··· EXCERPTED DATA

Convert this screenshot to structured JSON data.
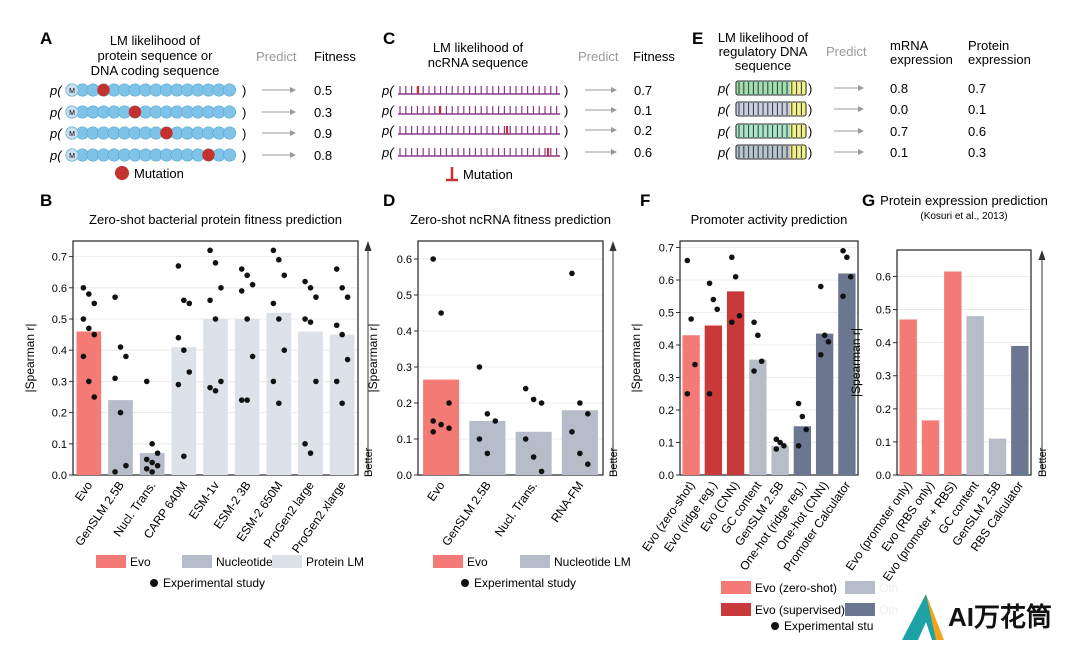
{
  "colors": {
    "evo": "#f47a76",
    "evo_dark": "#c9393a",
    "nuc": "#b6bcc8",
    "prot": "#dde1e8",
    "other_dark": "#6b7690",
    "bead": "#7fc4e8",
    "mut": "#c5312e",
    "stripe": "#8b3a8a"
  },
  "panel_a": {
    "letter": "A",
    "header": [
      "LM likelihood of",
      "protein sequence or",
      "DNA coding sequence"
    ],
    "predict": "Predict",
    "outcome": "Fitness",
    "fitness": [
      "0.5",
      "0.3",
      "0.9",
      "0.8"
    ],
    "legend": "Mutation",
    "p": "p(",
    "close": ")",
    "bead_letter": "M"
  },
  "panel_c": {
    "letter": "C",
    "header": [
      "LM likelihood of",
      "ncRNA sequence"
    ],
    "predict": "Predict",
    "outcome": "Fitness",
    "fitness": [
      "0.7",
      "0.1",
      "0.2",
      "0.6"
    ],
    "legend": "Mutation",
    "p": "p(",
    "close": ")"
  },
  "panel_e": {
    "letter": "E",
    "header": [
      "LM likelihood of",
      "regulatory DNA",
      "sequence"
    ],
    "predict": "Predict",
    "outcome1": [
      "mRNA",
      "expression"
    ],
    "outcome2": [
      "Protein",
      "expression"
    ],
    "mrna": [
      "0.8",
      "0.0",
      "0.7",
      "0.1"
    ],
    "protein": [
      "0.7",
      "0.1",
      "0.6",
      "0.3"
    ],
    "p": "p(",
    "close": ")"
  },
  "chart_data": [
    {
      "panel": "B",
      "type": "bar",
      "title": "Zero-shot bacterial protein fitness prediction",
      "ylabel": "|Spearman r|",
      "better": "Better",
      "ylim": [
        0,
        0.75
      ],
      "yticks": [
        "0.0",
        "0.1",
        "0.2",
        "0.3",
        "0.4",
        "0.5",
        "0.6",
        "0.7"
      ],
      "categories": [
        "Evo",
        "GenSLM 2.5B",
        "Nucl. Trans.",
        "CARP 640M",
        "ESM-1v",
        "ESM-2 3B",
        "ESM-2 650M",
        "ProGen2 large",
        "ProGen2 xlarge"
      ],
      "values": [
        0.46,
        0.24,
        0.07,
        0.41,
        0.5,
        0.5,
        0.52,
        0.46,
        0.45
      ],
      "groups": [
        "evo",
        "nuc",
        "nuc",
        "prot",
        "prot",
        "prot",
        "prot",
        "prot",
        "prot"
      ],
      "points": [
        [
          0.6,
          0.58,
          0.55,
          0.5,
          0.47,
          0.45,
          0.38,
          0.3,
          0.25
        ],
        [
          0.57,
          0.41,
          0.38,
          0.31,
          0.2,
          0.03,
          0.01
        ],
        [
          0.3,
          0.1,
          0.07,
          0.05,
          0.04,
          0.03,
          0.02,
          0.01
        ],
        [
          0.67,
          0.56,
          0.55,
          0.44,
          0.4,
          0.33,
          0.29,
          0.06
        ],
        [
          0.72,
          0.68,
          0.6,
          0.56,
          0.5,
          0.3,
          0.28,
          0.27
        ],
        [
          0.66,
          0.64,
          0.61,
          0.59,
          0.5,
          0.38,
          0.24,
          0.24
        ],
        [
          0.72,
          0.69,
          0.64,
          0.55,
          0.5,
          0.4,
          0.3,
          0.23
        ],
        [
          0.62,
          0.6,
          0.57,
          0.5,
          0.49,
          0.3,
          0.1,
          0.07
        ],
        [
          0.66,
          0.6,
          0.57,
          0.48,
          0.45,
          0.37,
          0.3,
          0.23
        ]
      ],
      "legend": [
        {
          "label": "Evo",
          "color": "#f47a76"
        },
        {
          "label": "Nucleotide LM",
          "color": "#b6bcc8"
        },
        {
          "label": "Protein LM",
          "color": "#dde1e8"
        }
      ],
      "dot_legend": "Experimental study"
    },
    {
      "panel": "D",
      "type": "bar",
      "title": "Zero-shot ncRNA fitness prediction",
      "ylabel": "|Spearman r|",
      "better": "Better",
      "ylim": [
        0,
        0.65
      ],
      "yticks": [
        "0.0",
        "0.1",
        "0.2",
        "0.3",
        "0.4",
        "0.5",
        "0.6"
      ],
      "categories": [
        "Evo",
        "GenSLM 2.5B",
        "Nucl. Trans.",
        "RNA-FM"
      ],
      "values": [
        0.265,
        0.15,
        0.12,
        0.18
      ],
      "groups": [
        "evo",
        "nuc",
        "nuc",
        "nuc"
      ],
      "points": [
        [
          0.6,
          0.45,
          0.2,
          0.15,
          0.14,
          0.13,
          0.12
        ],
        [
          0.3,
          0.17,
          0.15,
          0.1,
          0.06
        ],
        [
          0.24,
          0.21,
          0.2,
          0.1,
          0.05,
          0.01
        ],
        [
          0.56,
          0.2,
          0.17,
          0.12,
          0.06,
          0.03
        ]
      ],
      "legend": [
        {
          "label": "Evo",
          "color": "#f47a76"
        },
        {
          "label": "Nucleotide LM",
          "color": "#b6bcc8"
        }
      ],
      "dot_legend": "Experimental study"
    },
    {
      "panel": "F",
      "type": "bar",
      "title": "Promoter activity prediction",
      "ylabel": "|Spearman r|",
      "better": "",
      "ylim": [
        0,
        0.72
      ],
      "yticks": [
        "0.0",
        "0.1",
        "0.2",
        "0.3",
        "0.4",
        "0.5",
        "0.6",
        "0.7"
      ],
      "categories": [
        "Evo (zero-shot)",
        "Evo (ridge reg.)",
        "Evo (CNN)",
        "GC content",
        "GenSLM 2.5B",
        "One-hot (ridge reg.)",
        "One-hot (CNN)",
        "Promoter Calculator"
      ],
      "values": [
        0.43,
        0.46,
        0.565,
        0.355,
        0.09,
        0.15,
        0.435,
        0.62
      ],
      "groups": [
        "evo",
        "evo_dark",
        "evo_dark",
        "nuc",
        "nuc",
        "other_dark",
        "other_dark",
        "other_dark"
      ],
      "points": [
        [
          0.66,
          0.48,
          0.34,
          0.25
        ],
        [
          0.59,
          0.54,
          0.51,
          0.25
        ],
        [
          0.67,
          0.61,
          0.49,
          0.47
        ],
        [
          0.47,
          0.43,
          0.35,
          0.32
        ],
        [
          0.11,
          0.1,
          0.09,
          0.08
        ],
        [
          0.22,
          0.18,
          0.14,
          0.09
        ],
        [
          0.58,
          0.43,
          0.41,
          0.37
        ],
        [
          0.69,
          0.67,
          0.61,
          0.55
        ]
      ],
      "legend": [
        {
          "label": "Evo (zero-shot)",
          "color": "#f47a76"
        },
        {
          "label": "Oth",
          "color": "#b6bcc8"
        },
        {
          "label": "Evo (supervised)",
          "color": "#c9393a"
        },
        {
          "label": "Oth",
          "color": "#6b7690"
        }
      ],
      "dot_legend": "Experimental stu"
    },
    {
      "panel": "G",
      "type": "bar",
      "title": "Protein expression prediction",
      "subtitle": "(Kosuri et al., 2013)",
      "ylabel": "|Spearman r|",
      "better": "Better",
      "ylim": [
        0,
        0.68
      ],
      "yticks": [
        "0.0",
        "0.1",
        "0.2",
        "0.3",
        "0.4",
        "0.5",
        "0.6"
      ],
      "categories": [
        "Evo (promoter only)",
        "Evo (RBS only)",
        "Evo (promoter + RBS)",
        "GC content",
        "GenSLM 2.5B",
        "RBS Calculator"
      ],
      "values": [
        0.47,
        0.165,
        0.615,
        0.48,
        0.11,
        0.39
      ],
      "groups": [
        "evo",
        "evo",
        "evo",
        "nuc",
        "nuc",
        "other_dark"
      ],
      "points": [
        [],
        [],
        [],
        [],
        [],
        []
      ]
    }
  ],
  "watermark": "AI万花筒"
}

······

Leaving the pictures out, transcribe the entries above exactly as written.

RESPONSE FOR THIS EXERCISE:
Convert this screenshot to structured JSON data.
{
  "colors": {
    "evo": "#f47a76",
    "evo_dark": "#c9393a",
    "nuc": "#b6bcc8",
    "prot": "#dde1e8",
    "other_dark": "#6b7690",
    "bead": "#7fc4e8",
    "mut": "#c5312e",
    "stripe": "#8b3a8a"
  },
  "panel_a": {
    "letter": "A",
    "header": [
      "LM likelihood of",
      "protein sequence or",
      "DNA coding sequence"
    ],
    "predict": "Predict",
    "outcome": "Fitness",
    "fitness": [
      "0.5",
      "0.3",
      "0.9",
      "0.8"
    ],
    "legend": "Mutation",
    "p": "p(",
    "close": ")",
    "bead_letter": "M"
  },
  "panel_c": {
    "letter": "C",
    "header": [
      "LM likelihood of",
      "ncRNA sequence"
    ],
    "predict": "Predict",
    "outcome": "Fitness",
    "fitness": [
      "0.7",
      "0.1",
      "0.2",
      "0.6"
    ],
    "legend": "Mutation",
    "p": "p(",
    "close": ")"
  },
  "panel_e": {
    "letter": "E",
    "header": [
      "LM likelihood of",
      "regulatory DNA",
      "sequence"
    ],
    "predict": "Predict",
    "outcome1": [
      "mRNA",
      "expression"
    ],
    "outcome2": [
      "Protein",
      "expression"
    ],
    "mrna": [
      "0.8",
      "0.0",
      "0.7",
      "0.1"
    ],
    "protein": [
      "0.7",
      "0.1",
      "0.6",
      "0.3"
    ],
    "p": "p(",
    "close": ")"
  },
  "chart_data": [
    {
      "panel": "B",
      "type": "bar",
      "title": "Zero-shot bacterial protein fitness prediction",
      "ylabel": "|Spearman r|",
      "better": "Better",
      "ylim": [
        0,
        0.75
      ],
      "yticks": [
        "0.0",
        "0.1",
        "0.2",
        "0.3",
        "0.4",
        "0.5",
        "0.6",
        "0.7"
      ],
      "categories": [
        "Evo",
        "GenSLM 2.5B",
        "Nucl. Trans.",
        "CARP 640M",
        "ESM-1v",
        "ESM-2 3B",
        "ESM-2 650M",
        "ProGen2 large",
        "ProGen2 xlarge"
      ],
      "values": [
        0.46,
        0.24,
        0.07,
        0.41,
        0.5,
        0.5,
        0.52,
        0.46,
        0.45
      ],
      "groups": [
        "evo",
        "nuc",
        "nuc",
        "prot",
        "prot",
        "prot",
        "prot",
        "prot",
        "prot"
      ],
      "points": [
        [
          0.6,
          0.58,
          0.55,
          0.5,
          0.47,
          0.45,
          0.38,
          0.3,
          0.25
        ],
        [
          0.57,
          0.41,
          0.38,
          0.31,
          0.2,
          0.03,
          0.01
        ],
        [
          0.3,
          0.1,
          0.07,
          0.05,
          0.04,
          0.03,
          0.02,
          0.01
        ],
        [
          0.67,
          0.56,
          0.55,
          0.44,
          0.4,
          0.33,
          0.29,
          0.06
        ],
        [
          0.72,
          0.68,
          0.6,
          0.56,
          0.5,
          0.3,
          0.28,
          0.27
        ],
        [
          0.66,
          0.64,
          0.61,
          0.59,
          0.5,
          0.38,
          0.24,
          0.24
        ],
        [
          0.72,
          0.69,
          0.64,
          0.55,
          0.5,
          0.4,
          0.3,
          0.23
        ],
        [
          0.62,
          0.6,
          0.57,
          0.5,
          0.49,
          0.3,
          0.1,
          0.07
        ],
        [
          0.66,
          0.6,
          0.57,
          0.48,
          0.45,
          0.37,
          0.3,
          0.23
        ]
      ],
      "legend": [
        {
          "label": "Evo",
          "color": "#f47a76"
        },
        {
          "label": "Nucleotide LM",
          "color": "#b6bcc8"
        },
        {
          "label": "Protein LM",
          "color": "#dde1e8"
        }
      ],
      "dot_legend": "Experimental study"
    },
    {
      "panel": "D",
      "type": "bar",
      "title": "Zero-shot ncRNA fitness prediction",
      "ylabel": "|Spearman r|",
      "better": "Better",
      "ylim": [
        0,
        0.65
      ],
      "yticks": [
        "0.0",
        "0.1",
        "0.2",
        "0.3",
        "0.4",
        "0.5",
        "0.6"
      ],
      "categories": [
        "Evo",
        "GenSLM 2.5B",
        "Nucl. Trans.",
        "RNA-FM"
      ],
      "values": [
        0.265,
        0.15,
        0.12,
        0.18
      ],
      "groups": [
        "evo",
        "nuc",
        "nuc",
        "nuc"
      ],
      "points": [
        [
          0.6,
          0.45,
          0.2,
          0.15,
          0.14,
          0.13,
          0.12
        ],
        [
          0.3,
          0.17,
          0.15,
          0.1,
          0.06
        ],
        [
          0.24,
          0.21,
          0.2,
          0.1,
          0.05,
          0.01
        ],
        [
          0.56,
          0.2,
          0.17,
          0.12,
          0.06,
          0.03
        ]
      ],
      "legend": [
        {
          "label": "Evo",
          "color": "#f47a76"
        },
        {
          "label": "Nucleotide LM",
          "color": "#b6bcc8"
        }
      ],
      "dot_legend": "Experimental study"
    },
    {
      "panel": "F",
      "type": "bar",
      "title": "Promoter activity prediction",
      "ylabel": "|Spearman r|",
      "better": "",
      "ylim": [
        0,
        0.72
      ],
      "yticks": [
        "0.0",
        "0.1",
        "0.2",
        "0.3",
        "0.4",
        "0.5",
        "0.6",
        "0.7"
      ],
      "categories": [
        "Evo (zero-shot)",
        "Evo (ridge reg.)",
        "Evo (CNN)",
        "GC content",
        "GenSLM 2.5B",
        "One-hot (ridge reg.)",
        "One-hot (CNN)",
        "Promoter Calculator"
      ],
      "values": [
        0.43,
        0.46,
        0.565,
        0.355,
        0.09,
        0.15,
        0.435,
        0.62
      ],
      "groups": [
        "evo",
        "evo_dark",
        "evo_dark",
        "nuc",
        "nuc",
        "other_dark",
        "other_dark",
        "other_dark"
      ],
      "points": [
        [
          0.66,
          0.48,
          0.34,
          0.25
        ],
        [
          0.59,
          0.54,
          0.51,
          0.25
        ],
        [
          0.67,
          0.61,
          0.49,
          0.47
        ],
        [
          0.47,
          0.43,
          0.35,
          0.32
        ],
        [
          0.11,
          0.1,
          0.09,
          0.08
        ],
        [
          0.22,
          0.18,
          0.14,
          0.09
        ],
        [
          0.58,
          0.43,
          0.41,
          0.37
        ],
        [
          0.69,
          0.67,
          0.61,
          0.55
        ]
      ],
      "legend": [
        {
          "label": "Evo (zero-shot)",
          "color": "#f47a76"
        },
        {
          "label": "Oth",
          "color": "#b6bcc8"
        },
        {
          "label": "Evo (supervised)",
          "color": "#c9393a"
        },
        {
          "label": "Oth",
          "color": "#6b7690"
        }
      ],
      "dot_legend": "Experimental stu"
    },
    {
      "panel": "G",
      "type": "bar",
      "title": "Protein expression prediction",
      "subtitle": "(Kosuri et al., 2013)",
      "ylabel": "|Spearman r|",
      "better": "Better",
      "ylim": [
        0,
        0.68
      ],
      "yticks": [
        "0.0",
        "0.1",
        "0.2",
        "0.3",
        "0.4",
        "0.5",
        "0.6"
      ],
      "categories": [
        "Evo (promoter only)",
        "Evo (RBS only)",
        "Evo (promoter + RBS)",
        "GC content",
        "GenSLM 2.5B",
        "RBS Calculator"
      ],
      "values": [
        0.47,
        0.165,
        0.615,
        0.48,
        0.11,
        0.39
      ],
      "groups": [
        "evo",
        "evo",
        "evo",
        "nuc",
        "nuc",
        "other_dark"
      ],
      "points": [
        [],
        [],
        [],
        [],
        [],
        []
      ]
    }
  ],
  "watermark": "AI万花筒"
}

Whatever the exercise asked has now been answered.